**WRITTEN TASK:** Images embedded in the records are excluded; print everything else exactly as given.

**SUPPLIED MATERIAL:**
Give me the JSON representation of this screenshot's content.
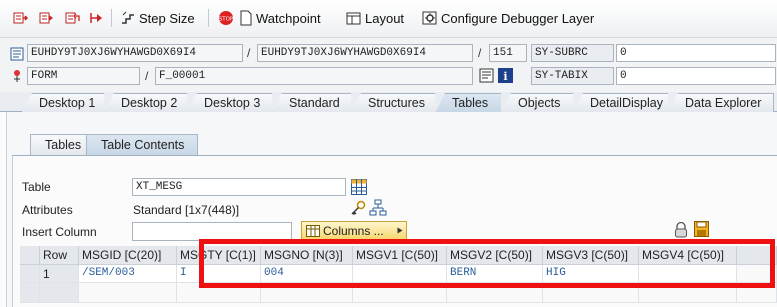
{
  "toolbar": {
    "step_size": "Step Size",
    "watchpoint": "Watchpoint",
    "layout": "Layout",
    "configure": "Configure Debugger Layer"
  },
  "vars": {
    "row1": {
      "field1": "EUHDY9TJ0XJ6WYHAWGD0X69I4",
      "field2": "EUHDY9TJ0XJ6WYHAWGD0X69I4",
      "line": "151",
      "sysvar": "SY-SUBRC",
      "sysval": "0"
    },
    "row2": {
      "field1": "FORM",
      "field2": "F_00001",
      "sysvar": "SY-TABIX",
      "sysval": "0"
    }
  },
  "desktop_tabs": [
    "Desktop 1",
    "Desktop 2",
    "Desktop 3",
    "Standard",
    "Structures",
    "Tables",
    "Objects",
    "DetailDisplay",
    "Data Explorer"
  ],
  "inner_tabs": [
    "Tables",
    "Table Contents"
  ],
  "table_form": {
    "table_label": "Table",
    "table_value": "XT_MESG",
    "attributes_label": "Attributes",
    "attributes_value": "Standard [1x7(448)]",
    "insert_column_label": "Insert Column",
    "columns_button": "Columns ..."
  },
  "grid": {
    "headers": [
      "Row",
      "MSGID [C(20)]",
      "MSGTY [C(1)]",
      "MSGNO [N(3)]",
      "MSGV1 [C(50)]",
      "MSGV2 [C(50)]",
      "MSGV3 [C(50)]",
      "MSGV4 [C(50)]"
    ],
    "rows": [
      [
        "1",
        "/SEM/003",
        "I",
        "004",
        "",
        "BERN",
        "HIG",
        ""
      ]
    ]
  },
  "colors": {
    "highlight": "#ee1111",
    "cell_text": "#2a5d9a"
  }
}
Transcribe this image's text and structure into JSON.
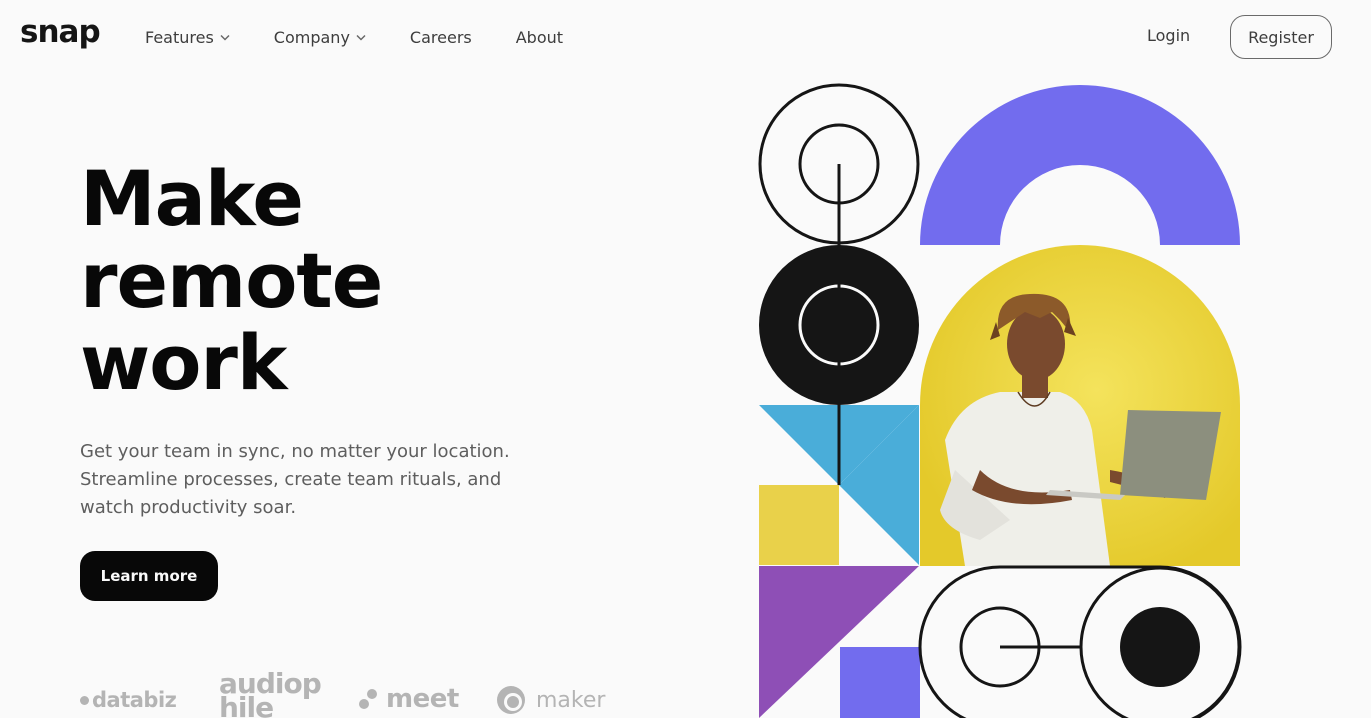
{
  "header": {
    "logo": "snap",
    "nav": [
      {
        "label": "Features",
        "has_dropdown": true
      },
      {
        "label": "Company",
        "has_dropdown": true
      },
      {
        "label": "Careers",
        "has_dropdown": false
      },
      {
        "label": "About",
        "has_dropdown": false
      }
    ],
    "login_label": "Login",
    "register_label": "Register"
  },
  "hero": {
    "headline_lines": [
      "Make",
      "remote",
      "work"
    ],
    "description_lines": [
      "Get your team in sync, no matter your location.",
      "Streamline processes, create team rituals, and",
      "watch productivity soar."
    ],
    "cta_label": "Learn more"
  },
  "clients": [
    "databiz",
    "audiophile",
    "meet",
    "maker"
  ],
  "colors": {
    "ink": "#151515",
    "violet": "#726cee",
    "yellow": "#e9d14a",
    "sky": "#4aadd9",
    "purple": "#8e4fb6",
    "muted": "#b4b4b4"
  },
  "icons": [
    "chevron-down-icon",
    "photo-of-man-with-laptop",
    "maker-icon",
    "meet-icon"
  ]
}
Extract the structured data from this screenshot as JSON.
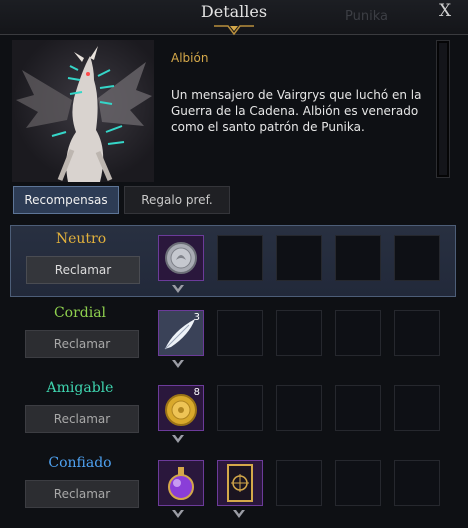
{
  "window": {
    "title": "Detalles",
    "ghost_text": "Punika",
    "close_label": "X"
  },
  "npc": {
    "name": "Albión",
    "description": "Un mensajero de Vairgrys que luchó en la Guerra de la Cadena. Albión es venerado como el santo patrón de Punika."
  },
  "tabs": [
    {
      "label": "Recompensas",
      "active": true
    },
    {
      "label": "Regalo pref.",
      "active": false
    }
  ],
  "tiers": [
    {
      "name": "Neutro",
      "color": "#e3b23c",
      "button": "Reclamar",
      "claimable": true,
      "rewards": [
        {
          "icon": "silver-coin-icon",
          "count": ""
        }
      ]
    },
    {
      "name": "Cordial",
      "color": "#8fd14f",
      "button": "Reclamar",
      "claimable": false,
      "rewards": [
        {
          "icon": "feather-icon",
          "count": "3"
        }
      ]
    },
    {
      "name": "Amigable",
      "color": "#3fd6b0",
      "button": "Reclamar",
      "claimable": false,
      "rewards": [
        {
          "icon": "gold-coin-icon",
          "count": "8"
        }
      ]
    },
    {
      "name": "Confiado",
      "color": "#4ea1f0",
      "button": "Reclamar",
      "claimable": false,
      "rewards": [
        {
          "icon": "potion-icon",
          "count": ""
        },
        {
          "icon": "card-icon",
          "count": ""
        }
      ]
    }
  ],
  "colors": {
    "accent_gold": "#d4a84a",
    "slot_filled_bg": "#2a173c"
  }
}
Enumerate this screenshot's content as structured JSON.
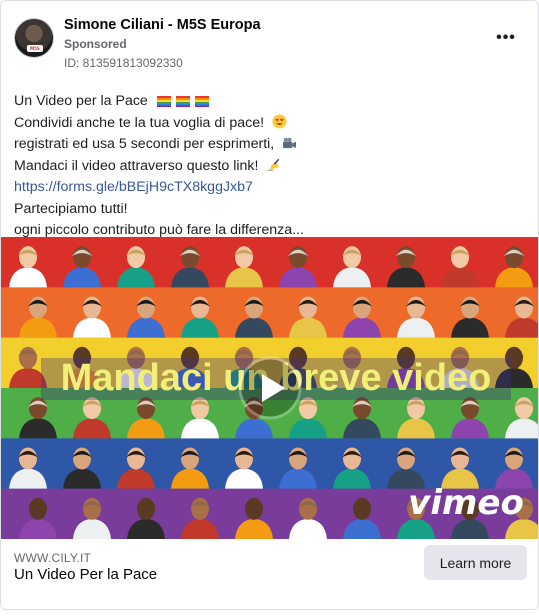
{
  "ad": {
    "page_name": "Simone Ciliani - M5S Europa",
    "sponsored_label": "Sponsored",
    "ad_id": "ID: 813591813092330",
    "more_icon": "more-horizontal-icon",
    "avatar_badge": "M5S"
  },
  "body_lines": {
    "l1": "Un Video per la Pace",
    "l2": "Condividi anche te la tua voglia di pace!",
    "l3": "registrati ed usa 5 secondi per esprimerti,",
    "l4": "Mandaci il video attraverso questo link!",
    "l5": "https://forms.gle/bBEjH9cTX8kggJxb7",
    "l6": "Partecipiamo tutti!",
    "l7": "ogni piccolo contributo può fare la differenza..."
  },
  "media": {
    "overlay_text": "Mandaci un breve video",
    "brand_text": "vimeo",
    "play_icon": "play-icon",
    "stripe_colors": [
      "#d9302a",
      "#ee6a2a",
      "#f3cf2e",
      "#4fae47",
      "#2e57a8",
      "#7a3c9a"
    ]
  },
  "footer": {
    "domain": "WWW.CILY.IT",
    "headline": "Un Video Per la Pace",
    "cta_label": "Learn more"
  }
}
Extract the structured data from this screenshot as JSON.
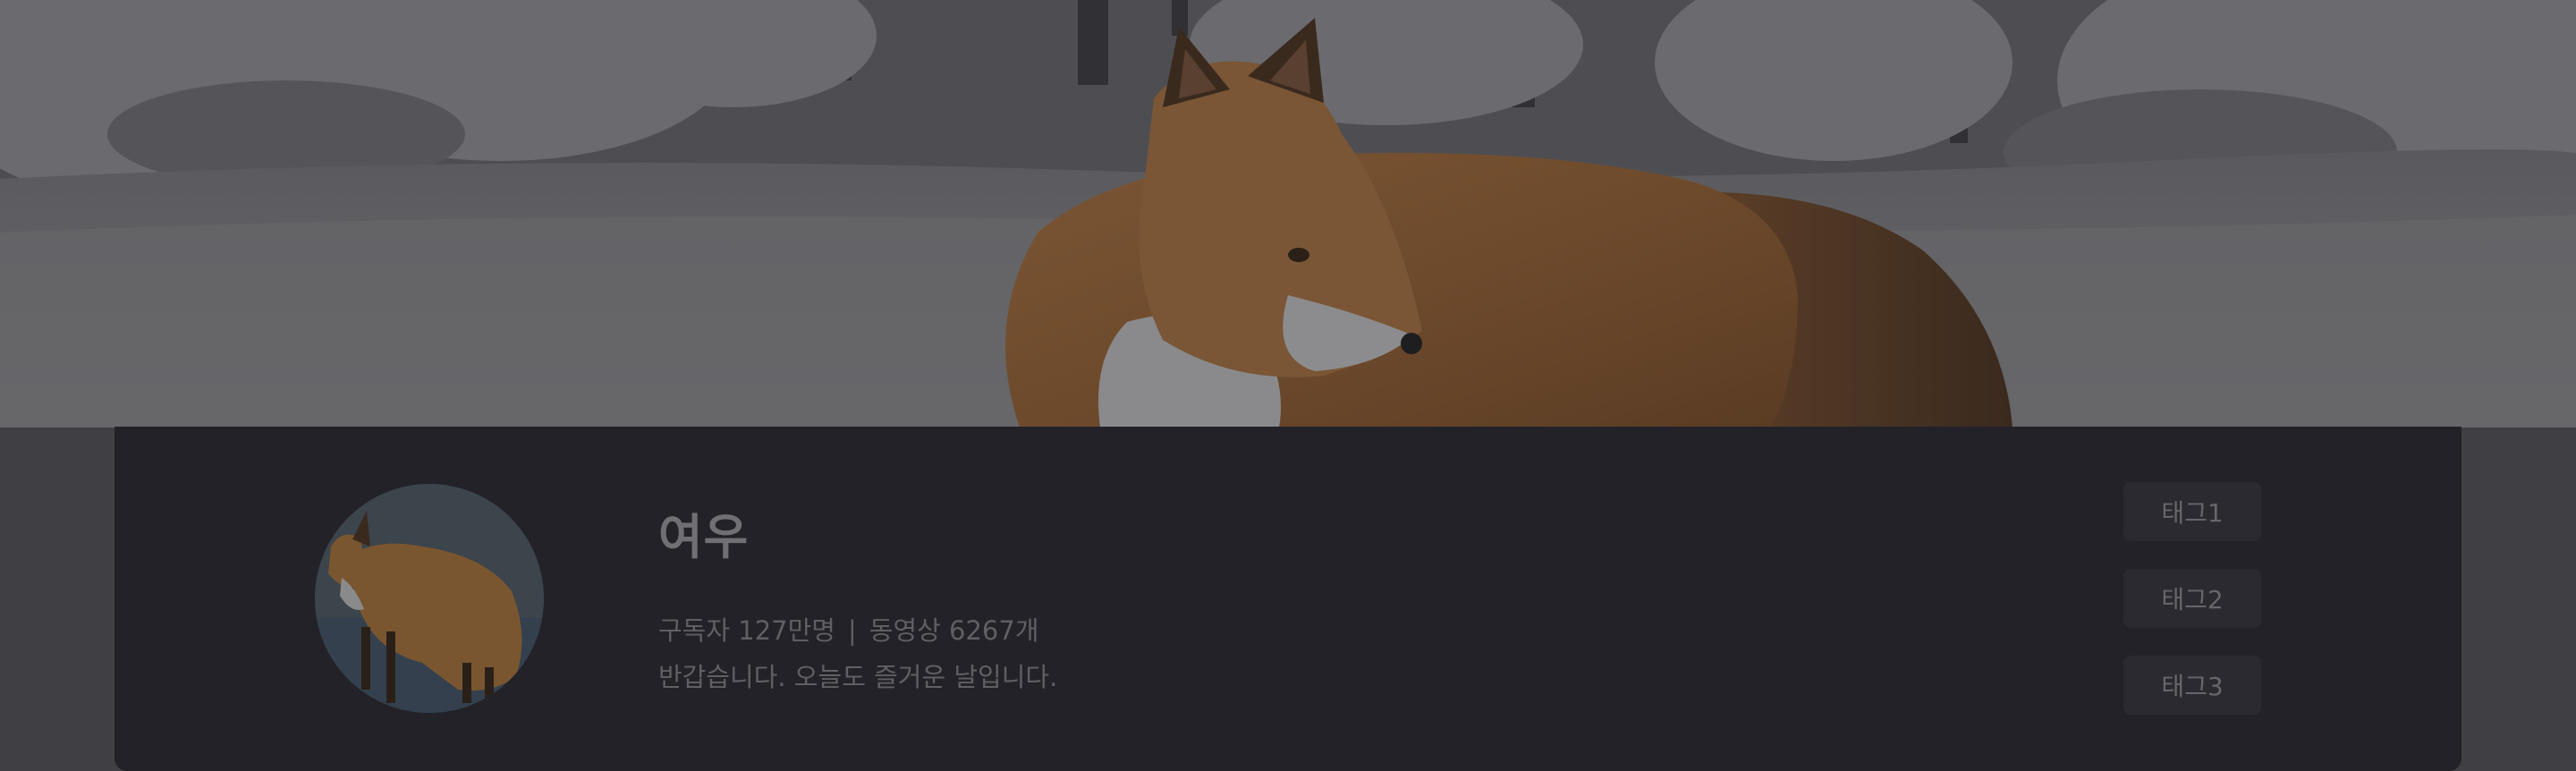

**EXERCISE OUTPUT:**
Give me the JSON representation of this screenshot's content.
{
  "toolbar": {
    "step_size": "Step Size",
    "watchpoint": "Watchpoint",
    "layout": "Layout",
    "configure": "Configure Debugger Layer"
  },
  "vars": {
    "row1": {
      "field1": "EUHDY9TJ0XJ6WYHAWGD0X69I4",
      "field2": "EUHDY9TJ0XJ6WYHAWGD0X69I4",
      "line": "151",
      "sysvar": "SY-SUBRC",
      "sysval": "0"
    },
    "row2": {
      "field1": "FORM",
      "field2": "F_00001",
      "sysvar": "SY-TABIX",
      "sysval": "0"
    }
  },
  "desktop_tabs": [
    "Desktop 1",
    "Desktop 2",
    "Desktop 3",
    "Standard",
    "Structures",
    "Tables",
    "Objects",
    "DetailDisplay",
    "Data Explorer"
  ],
  "inner_tabs": [
    "Tables",
    "Table Contents"
  ],
  "table_form": {
    "table_label": "Table",
    "table_value": "XT_MESG",
    "attributes_label": "Attributes",
    "attributes_value": "Standard [1x7(448)]",
    "insert_column_label": "Insert Column",
    "columns_button": "Columns ..."
  },
  "grid": {
    "headers": [
      "Row",
      "MSGID [C(20)]",
      "MSGTY [C(1)]",
      "MSGNO [N(3)]",
      "MSGV1 [C(50)]",
      "MSGV2 [C(50)]",
      "MSGV3 [C(50)]",
      "MSGV4 [C(50)]"
    ],
    "rows": [
      [
        "1",
        "/SEM/003",
        "I",
        "004",
        "",
        "BERN",
        "HIG",
        ""
      ]
    ]
  },
  "colors": {
    "highlight": "#ee1111",
    "cell_text": "#2a5d9a"
  }
}
Transcribe this image's text and structure into JSON.
{
  "header": {
    "logo": "snap",
    "nav": [
      {
        "label": "Features",
        "has_dropdown": true
      },
      {
        "label": "Company",
        "has_dropdown": true
      },
      {
        "label": "Careers",
        "has_dropdown": false
      },
      {
        "label": "About",
        "has_dropdown": false
      }
    ],
    "login_label": "Login",
    "register_label": "Register"
  },
  "hero": {
    "headline_lines": [
      "Make",
      "remote",
      "work"
    ],
    "description_lines": [
      "Get your team in sync, no matter your location.",
      "Streamline processes, create team rituals, and",
      "watch productivity soar."
    ],
    "cta_label": "Learn more"
  },
  "clients": [
    "databiz",
    "audiophile",
    "meet",
    "maker"
  ],
  "colors": {
    "ink": "#151515",
    "violet": "#726cee",
    "yellow": "#e9d14a",
    "sky": "#4aadd9",
    "purple": "#8e4fb6",
    "muted": "#b4b4b4"
  },
  "icons": [
    "chevron-down-icon",
    "photo-of-man-with-laptop",
    "maker-icon",
    "meet-icon"
  ]
}
Extract the structured data from this screenshot as JSON.
{
  "window": {
    "title": "Detalles",
    "ghost_text": "Punika",
    "close_label": "X"
  },
  "npc": {
    "name": "Albión",
    "description": "Un mensajero de Vairgrys que luchó en la Guerra de la Cadena. Albión es venerado como el santo patrón de Punika."
  },
  "tabs": [
    {
      "label": "Recompensas",
      "active": true
    },
    {
      "label": "Regalo pref.",
      "active": false
    }
  ],
  "tiers": [
    {
      "name": "Neutro",
      "color": "#e3b23c",
      "button": "Reclamar",
      "claimable": true,
      "rewards": [
        {
          "icon": "silver-coin-icon",
          "count": ""
        }
      ]
    },
    {
      "name": "Cordial",
      "color": "#8fd14f",
      "button": "Reclamar",
      "claimable": false,
      "rewards": [
        {
          "icon": "feather-icon",
          "count": "3"
        }
      ]
    },
    {
      "name": "Amigable",
      "color": "#3fd6b0",
      "button": "Reclamar",
      "claimable": false,
      "rewards": [
        {
          "icon": "gold-coin-icon",
          "count": "8"
        }
      ]
    },
    {
      "name": "Confiado",
      "color": "#4ea1f0",
      "button": "Reclamar",
      "claimable": false,
      "rewards": [
        {
          "icon": "potion-icon",
          "count": ""
        },
        {
          "icon": "card-icon",
          "count": ""
        }
      ]
    }
  ],
  "colors": {
    "accent_gold": "#d4a84a",
    "slot_filled_bg": "#2a173c"
  }
}
Enumerate this screenshot's content as structured JSON.
{
  "ad": {
    "page_name": "Simone Ciliani - M5S Europa",
    "sponsored_label": "Sponsored",
    "ad_id": "ID: 813591813092330",
    "more_icon": "more-horizontal-icon",
    "avatar_badge": "M5S"
  },
  "body_lines": {
    "l1": "Un Video per la Pace",
    "l2": "Condividi anche te la tua voglia di pace!",
    "l3": "registrati ed usa 5 secondi per esprimerti,",
    "l4": "Mandaci il video attraverso questo link!",
    "l5": "https://forms.gle/bBEjH9cTX8kggJxb7",
    "l6": "Partecipiamo tutti!",
    "l7": "ogni piccolo contributo può fare la differenza..."
  },
  "media": {
    "overlay_text": "Mandaci un breve video",
    "brand_text": "vimeo",
    "play_icon": "play-icon",
    "stripe_colors": [
      "#d9302a",
      "#ee6a2a",
      "#f3cf2e",
      "#4fae47",
      "#2e57a8",
      "#7a3c9a"
    ]
  },
  "footer": {
    "domain": "WWW.CILY.IT",
    "headline": "Un Video Per la Pace",
    "cta_label": "Learn more"
  }
}
Extract the structured data from this screenshot as JSON.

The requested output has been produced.